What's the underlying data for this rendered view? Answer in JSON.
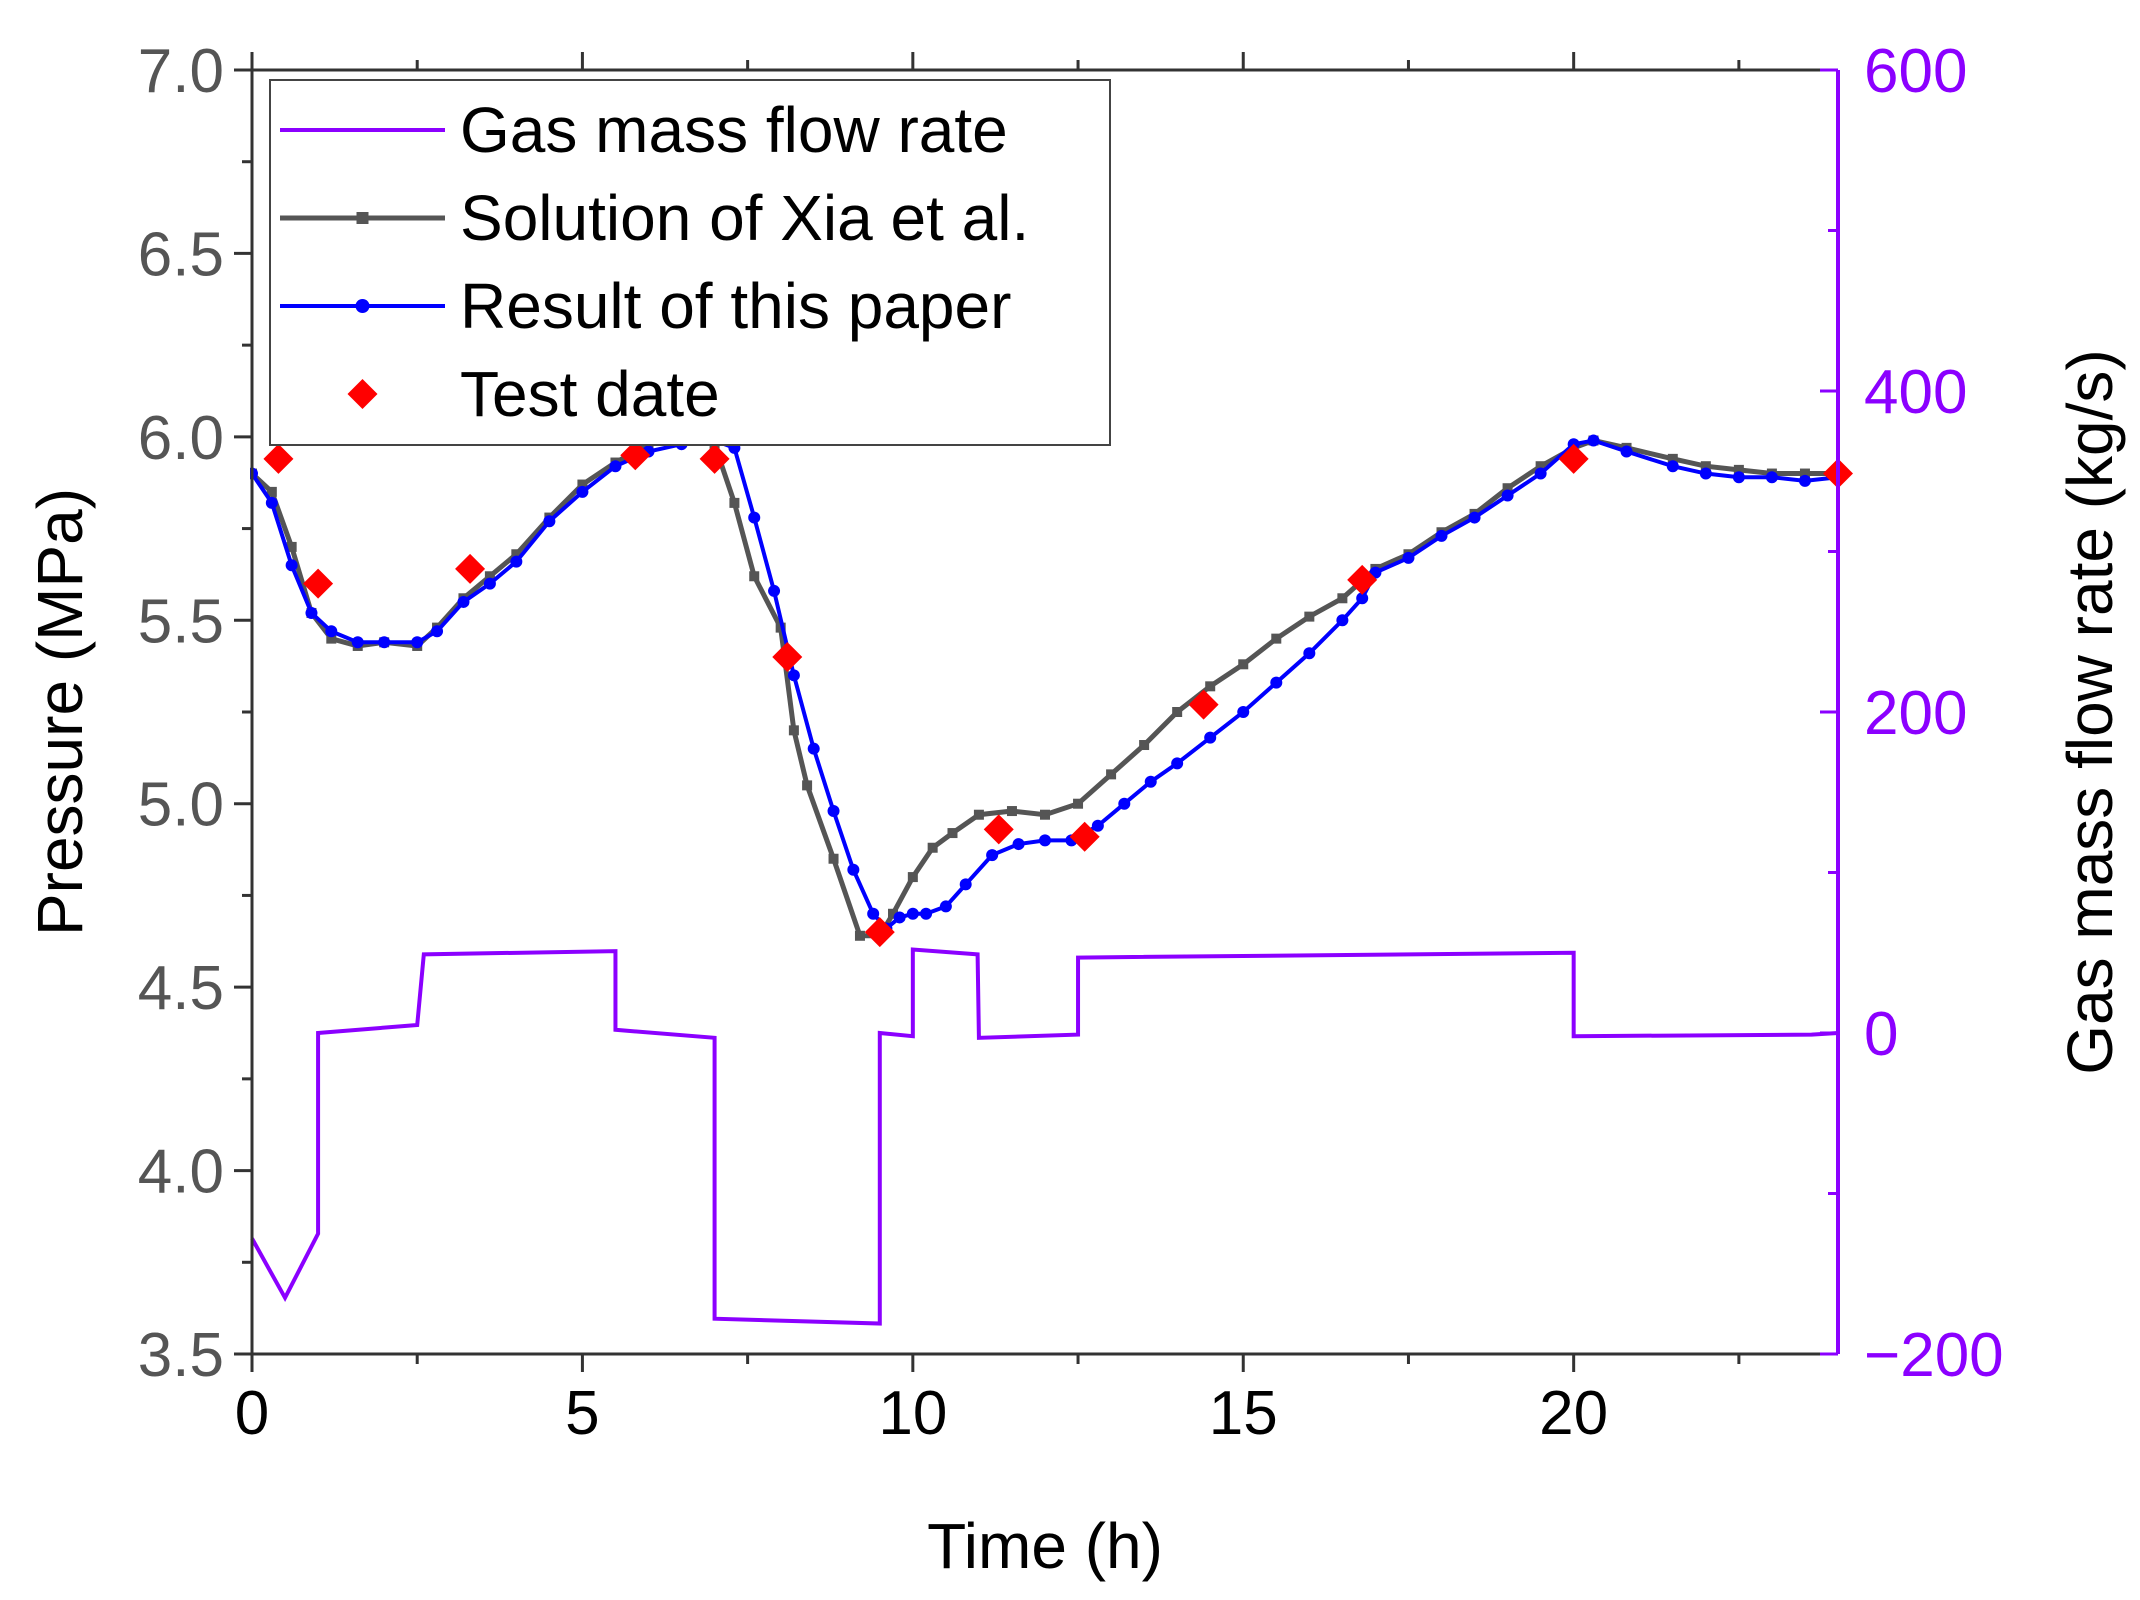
{
  "chart_data": {
    "type": "line",
    "xlabel": "Time (h)",
    "ylabel": "Pressure (MPa)",
    "y2label": "Gas mass flow rate (kg/s)",
    "xlim": [
      0,
      24
    ],
    "ylim": [
      3.5,
      7.0
    ],
    "y2lim": [
      -200,
      600
    ],
    "x_ticks": [
      0,
      5,
      10,
      15,
      20
    ],
    "x_tick_labels": [
      "0",
      "5",
      "10",
      "15",
      "20"
    ],
    "y_ticks": [
      3.5,
      4.0,
      4.5,
      5.0,
      5.5,
      6.0,
      6.5,
      7.0
    ],
    "y_tick_labels": [
      "3.5",
      "4.0",
      "4.5",
      "5.0",
      "5.5",
      "6.0",
      "6.5",
      "7.0"
    ],
    "y2_ticks": [
      -200,
      0,
      200,
      400,
      600
    ],
    "y2_tick_labels": [
      "−200",
      "0",
      "200",
      "400",
      "600"
    ],
    "legend_position": "top-left",
    "colors": {
      "flow": "#8B00FF",
      "xia": "#555555",
      "paper": "#0000FF",
      "test": "#FF0000",
      "left_axis": "#555555",
      "right_axis": "#8B00FF"
    },
    "series": [
      {
        "name": "Gas mass flow rate",
        "axis": "right",
        "style": "line",
        "x": [
          0,
          0.5,
          1.0,
          1.0,
          2.5,
          2.6,
          5.5,
          5.5,
          7.0,
          7.0,
          9.5,
          9.5,
          10.0,
          10.0,
          10.98,
          11.0,
          12.5,
          12.5,
          20.0,
          20.0,
          23.6,
          24.0
        ],
        "values": [
          -128,
          -165,
          -125,
          0,
          5,
          49,
          51,
          2,
          -3,
          -178,
          -181,
          0,
          -2,
          52,
          49,
          -3,
          -1,
          47,
          50,
          -2,
          -1,
          0
        ]
      },
      {
        "name": "Solution of Xia et al.",
        "axis": "left",
        "style": "line-square",
        "x": [
          0,
          0.3,
          0.6,
          0.9,
          1.2,
          1.6,
          2.0,
          2.5,
          2.8,
          3.2,
          3.6,
          4.0,
          4.5,
          5.0,
          5.5,
          6.0,
          6.5,
          7.0,
          7.3,
          7.6,
          8.0,
          8.2,
          8.4,
          8.8,
          9.2,
          9.5,
          9.7,
          10.0,
          10.3,
          10.6,
          11.0,
          11.5,
          12.0,
          12.5,
          13.0,
          13.5,
          14.0,
          14.5,
          15.0,
          15.5,
          16.0,
          16.5,
          17.0,
          17.5,
          18.0,
          18.5,
          19.0,
          19.5,
          20.0,
          20.3,
          20.8,
          21.5,
          22.0,
          22.5,
          23.0,
          23.5,
          24.0
        ],
        "values": [
          5.9,
          5.85,
          5.7,
          5.52,
          5.45,
          5.43,
          5.44,
          5.43,
          5.48,
          5.56,
          5.62,
          5.68,
          5.78,
          5.87,
          5.93,
          5.98,
          6.0,
          5.98,
          5.82,
          5.62,
          5.48,
          5.2,
          5.05,
          4.85,
          4.64,
          4.64,
          4.7,
          4.8,
          4.88,
          4.92,
          4.97,
          4.98,
          4.97,
          5.0,
          5.08,
          5.16,
          5.25,
          5.32,
          5.38,
          5.45,
          5.51,
          5.56,
          5.64,
          5.68,
          5.74,
          5.79,
          5.86,
          5.92,
          5.97,
          5.99,
          5.97,
          5.94,
          5.92,
          5.91,
          5.9,
          5.9,
          5.9
        ]
      },
      {
        "name": "Result of this paper",
        "axis": "left",
        "style": "line-dot",
        "x": [
          0,
          0.3,
          0.6,
          0.9,
          1.2,
          1.6,
          2.0,
          2.5,
          2.8,
          3.2,
          3.6,
          4.0,
          4.5,
          5.0,
          5.5,
          6.0,
          6.5,
          7.0,
          7.3,
          7.6,
          7.9,
          8.2,
          8.5,
          8.8,
          9.1,
          9.4,
          9.6,
          9.8,
          10.0,
          10.2,
          10.5,
          10.8,
          11.2,
          11.6,
          12.0,
          12.4,
          12.8,
          13.2,
          13.6,
          14.0,
          14.5,
          15.0,
          15.5,
          16.0,
          16.5,
          16.8,
          17.0,
          17.5,
          18.0,
          18.5,
          19.0,
          19.5,
          20.0,
          20.3,
          20.8,
          21.5,
          22.0,
          22.5,
          23.0,
          23.5,
          24.0
        ],
        "values": [
          5.9,
          5.82,
          5.65,
          5.52,
          5.47,
          5.44,
          5.44,
          5.44,
          5.47,
          5.55,
          5.6,
          5.66,
          5.77,
          5.85,
          5.92,
          5.96,
          5.98,
          5.99,
          5.97,
          5.78,
          5.58,
          5.35,
          5.15,
          4.98,
          4.82,
          4.7,
          4.66,
          4.69,
          4.7,
          4.7,
          4.72,
          4.78,
          4.86,
          4.89,
          4.9,
          4.9,
          4.94,
          5.0,
          5.06,
          5.11,
          5.18,
          5.25,
          5.33,
          5.41,
          5.5,
          5.56,
          5.63,
          5.67,
          5.73,
          5.78,
          5.84,
          5.9,
          5.98,
          5.99,
          5.96,
          5.92,
          5.9,
          5.89,
          5.89,
          5.88,
          5.89
        ]
      },
      {
        "name": "Test date",
        "axis": "left",
        "style": "marker-diamond",
        "x": [
          0.4,
          1.0,
          3.3,
          5.8,
          7.0,
          8.1,
          9.5,
          11.3,
          12.6,
          14.4,
          16.8,
          20.0,
          24.0
        ],
        "values": [
          5.94,
          5.6,
          5.64,
          5.95,
          5.94,
          5.4,
          4.65,
          4.93,
          4.91,
          5.27,
          5.61,
          5.94,
          5.9
        ]
      }
    ]
  }
}
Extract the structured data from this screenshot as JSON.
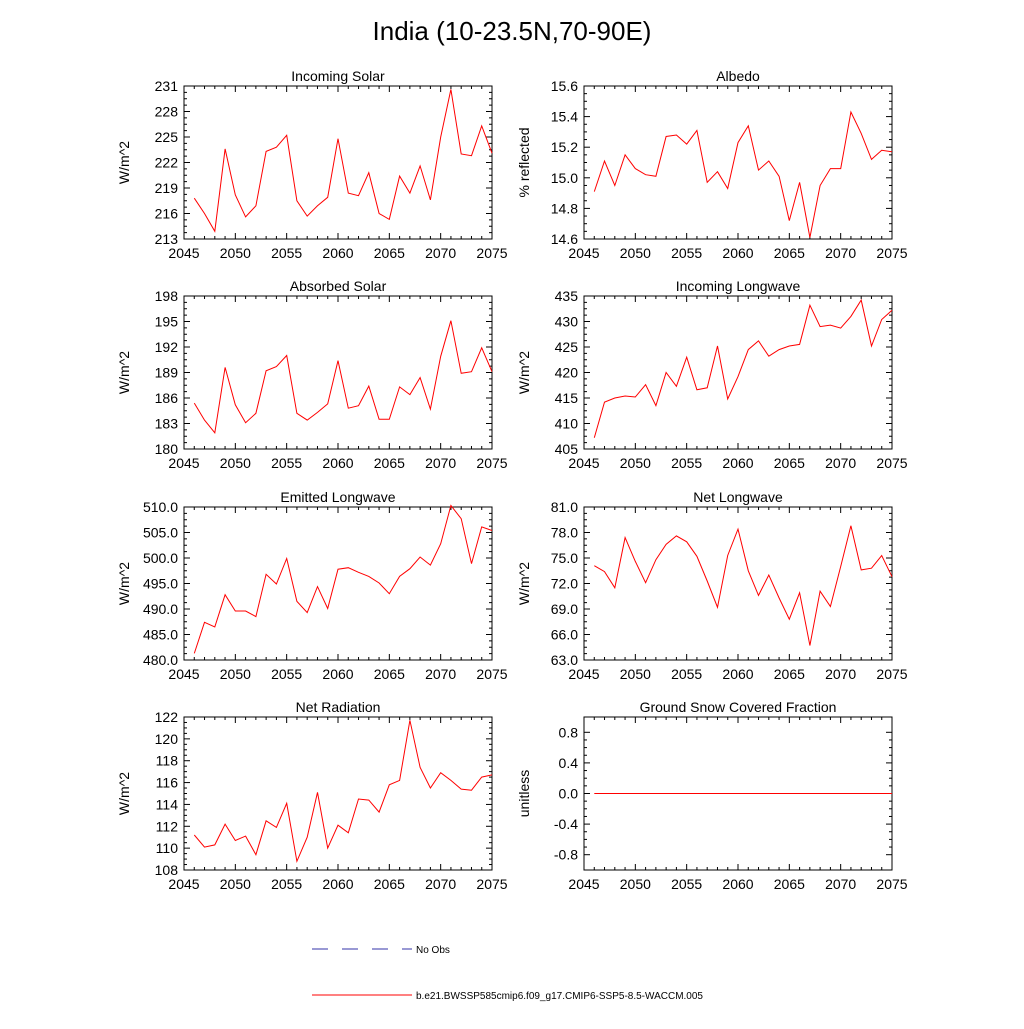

======

Transcribe the material exactly, keeping every word and none of the pictures.

What's the underlying data for this rendered view? Answer in JSON.
{
  "chart_data": {
    "type": "line",
    "xlabel": "Time (h)",
    "ylabel": "Pressure (MPa)",
    "y2label": "Gas mass flow rate (kg/s)",
    "xlim": [
      0,
      24
    ],
    "ylim": [
      3.5,
      7.0
    ],
    "y2lim": [
      -200,
      600
    ],
    "x_ticks": [
      0,
      5,
      10,
      15,
      20
    ],
    "x_tick_labels": [
      "0",
      "5",
      "10",
      "15",
      "20"
    ],
    "y_ticks": [
      3.5,
      4.0,
      4.5,
      5.0,
      5.5,
      6.0,
      6.5,
      7.0
    ],
    "y_tick_labels": [
      "3.5",
      "4.0",
      "4.5",
      "5.0",
      "5.5",
      "6.0",
      "6.5",
      "7.0"
    ],
    "y2_ticks": [
      -200,
      0,
      200,
      400,
      600
    ],
    "y2_tick_labels": [
      "−200",
      "0",
      "200",
      "400",
      "600"
    ],
    "legend_position": "top-left",
    "colors": {
      "flow": "#8B00FF",
      "xia": "#555555",
      "paper": "#0000FF",
      "test": "#FF0000",
      "left_axis": "#555555",
      "right_axis": "#8B00FF"
    },
    "series": [
      {
        "name": "Gas mass flow rate",
        "axis": "right",
        "style": "line",
        "x": [
          0,
          0.5,
          1.0,
          1.0,
          2.5,
          2.6,
          5.5,
          5.5,
          7.0,
          7.0,
          9.5,
          9.5,
          10.0,
          10.0,
          10.98,
          11.0,
          12.5,
          12.5,
          20.0,
          20.0,
          23.6,
          24.0
        ],
        "values": [
          -128,
          -165,
          -125,
          0,
          5,
          49,
          51,
          2,
          -3,
          -178,
          -181,
          0,
          -2,
          52,
          49,
          -3,
          -1,
          47,
          50,
          -2,
          -1,
          0
        ]
      },
      {
        "name": "Solution of Xia et al.",
        "axis": "left",
        "style": "line-square",
        "x": [
          0,
          0.3,
          0.6,
          0.9,
          1.2,
          1.6,
          2.0,
          2.5,
          2.8,
          3.2,
          3.6,
          4.0,
          4.5,
          5.0,
          5.5,
          6.0,
          6.5,
          7.0,
          7.3,
          7.6,
          8.0,
          8.2,
          8.4,
          8.8,
          9.2,
          9.5,
          9.7,
          10.0,
          10.3,
          10.6,
          11.0,
          11.5,
          12.0,
          12.5,
          13.0,
          13.5,
          14.0,
          14.5,
          15.0,
          15.5,
          16.0,
          16.5,
          17.0,
          17.5,
          18.0,
          18.5,
          19.0,
          19.5,
          20.0,
          20.3,
          20.8,
          21.5,
          22.0,
          22.5,
          23.0,
          23.5,
          24.0
        ],
        "values": [
          5.9,
          5.85,
          5.7,
          5.52,
          5.45,
          5.43,
          5.44,
          5.43,
          5.48,
          5.56,
          5.62,
          5.68,
          5.78,
          5.87,
          5.93,
          5.98,
          6.0,
          5.98,
          5.82,
          5.62,
          5.48,
          5.2,
          5.05,
          4.85,
          4.64,
          4.64,
          4.7,
          4.8,
          4.88,
          4.92,
          4.97,
          4.98,
          4.97,
          5.0,
          5.08,
          5.16,
          5.25,
          5.32,
          5.38,
          5.45,
          5.51,
          5.56,
          5.64,
          5.68,
          5.74,
          5.79,
          5.86,
          5.92,
          5.97,
          5.99,
          5.97,
          5.94,
          5.92,
          5.91,
          5.9,
          5.9,
          5.9
        ]
      },
      {
        "name": "Result of this paper",
        "axis": "left",
        "style": "line-dot",
        "x": [
          0,
          0.3,
          0.6,
          0.9,
          1.2,
          1.6,
          2.0,
          2.5,
          2.8,
          3.2,
          3.6,
          4.0,
          4.5,
          5.0,
          5.5,
          6.0,
          6.5,
          7.0,
          7.3,
          7.6,
          7.9,
          8.2,
          8.5,
          8.8,
          9.1,
          9.4,
          9.6,
          9.8,
          10.0,
          10.2,
          10.5,
          10.8,
          11.2,
          11.6,
          12.0,
          12.4,
          12.8,
          13.2,
          13.6,
          14.0,
          14.5,
          15.0,
          15.5,
          16.0,
          16.5,
          16.8,
          17.0,
          17.5,
          18.0,
          18.5,
          19.0,
          19.5,
          20.0,
          20.3,
          20.8,
          21.5,
          22.0,
          22.5,
          23.0,
          23.5,
          24.0
        ],
        "values": [
          5.9,
          5.82,
          5.65,
          5.52,
          5.47,
          5.44,
          5.44,
          5.44,
          5.47,
          5.55,
          5.6,
          5.66,
          5.77,
          5.85,
          5.92,
          5.96,
          5.98,
          5.99,
          5.97,
          5.78,
          5.58,
          5.35,
          5.15,
          4.98,
          4.82,
          4.7,
          4.66,
          4.69,
          4.7,
          4.7,
          4.72,
          4.78,
          4.86,
          4.89,
          4.9,
          4.9,
          4.94,
          5.0,
          5.06,
          5.11,
          5.18,
          5.25,
          5.33,
          5.41,
          5.5,
          5.56,
          5.63,
          5.67,
          5.73,
          5.78,
          5.84,
          5.9,
          5.98,
          5.99,
          5.96,
          5.92,
          5.9,
          5.89,
          5.89,
          5.88,
          5.89
        ]
      },
      {
        "name": "Test date",
        "axis": "left",
        "style": "marker-diamond",
        "x": [
          0.4,
          1.0,
          3.3,
          5.8,
          7.0,
          8.1,
          9.5,
          11.3,
          12.6,
          14.4,
          16.8,
          20.0,
          24.0
        ],
        "values": [
          5.94,
          5.6,
          5.64,
          5.95,
          5.94,
          5.4,
          4.65,
          4.93,
          4.91,
          5.27,
          5.61,
          5.94,
          5.9
        ]
      }
    ]
  }
}
Extract the structured data from this screenshot as JSON.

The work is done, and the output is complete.